** BEGIN **

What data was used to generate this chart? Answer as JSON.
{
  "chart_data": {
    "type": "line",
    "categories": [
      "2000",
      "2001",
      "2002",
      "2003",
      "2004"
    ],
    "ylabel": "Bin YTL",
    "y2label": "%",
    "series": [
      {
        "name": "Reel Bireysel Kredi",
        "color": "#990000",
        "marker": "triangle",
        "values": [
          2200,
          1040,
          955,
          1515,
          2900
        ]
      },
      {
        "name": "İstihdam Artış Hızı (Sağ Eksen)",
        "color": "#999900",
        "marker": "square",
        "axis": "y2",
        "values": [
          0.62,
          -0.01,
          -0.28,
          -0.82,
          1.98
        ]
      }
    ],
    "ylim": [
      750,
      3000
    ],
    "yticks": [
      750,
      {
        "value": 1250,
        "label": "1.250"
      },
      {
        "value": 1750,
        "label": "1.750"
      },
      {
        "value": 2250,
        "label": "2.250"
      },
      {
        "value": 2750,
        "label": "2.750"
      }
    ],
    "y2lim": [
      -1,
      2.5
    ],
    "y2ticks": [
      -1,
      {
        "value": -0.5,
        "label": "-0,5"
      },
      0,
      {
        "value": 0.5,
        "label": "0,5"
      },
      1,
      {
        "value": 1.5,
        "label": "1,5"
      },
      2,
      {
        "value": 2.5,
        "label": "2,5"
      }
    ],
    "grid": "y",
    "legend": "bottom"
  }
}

** END **

Exercise details ▸
Extract all of the data shown above and repeat it verbatim.

Answer to the task ▸
What data was used to generate this chart? Answer as JSON.
{
  "chart_data": {
    "type": "line",
    "categories": [
      "2000",
      "2001",
      "2002",
      "2003",
      "2004"
    ],
    "ylabel": "Bin YTL",
    "y2label": "%",
    "series": [
      {
        "name": "Reel Bireysel Kredi",
        "color": "#990000",
        "marker": "triangle",
        "values": [
          2200,
          1040,
          955,
          1515,
          2900
        ]
      },
      {
        "name": "İstihdam Artış Hızı (Sağ Eksen)",
        "color": "#999900",
        "marker": "square",
        "axis": "y2",
        "values": [
          0.62,
          -0.01,
          -0.28,
          -0.82,
          1.98
        ]
      }
    ],
    "ylim": [
      750,
      3000
    ],
    "yticks": [
      750,
      {
        "value": 1250,
        "label": "1.250"
      },
      {
        "value": 1750,
        "label": "1.750"
      },
      {
        "value": 2250,
        "label": "2.250"
      },
      {
        "value": 2750,
        "label": "2.750"
      }
    ],
    "y2lim": [
      -1,
      2.5
    ],
    "y2ticks": [
      -1,
      {
        "value": -0.5,
        "label": "-0,5"
      },
      0,
      {
        "value": 0.5,
        "label": "0,5"
      },
      1,
      {
        "value": 1.5,
        "label": "1,5"
      },
      2,
      {
        "value": 2.5,
        "label": "2,5"
      }
    ],
    "grid": "y",
    "legend": "bottom"
  }
}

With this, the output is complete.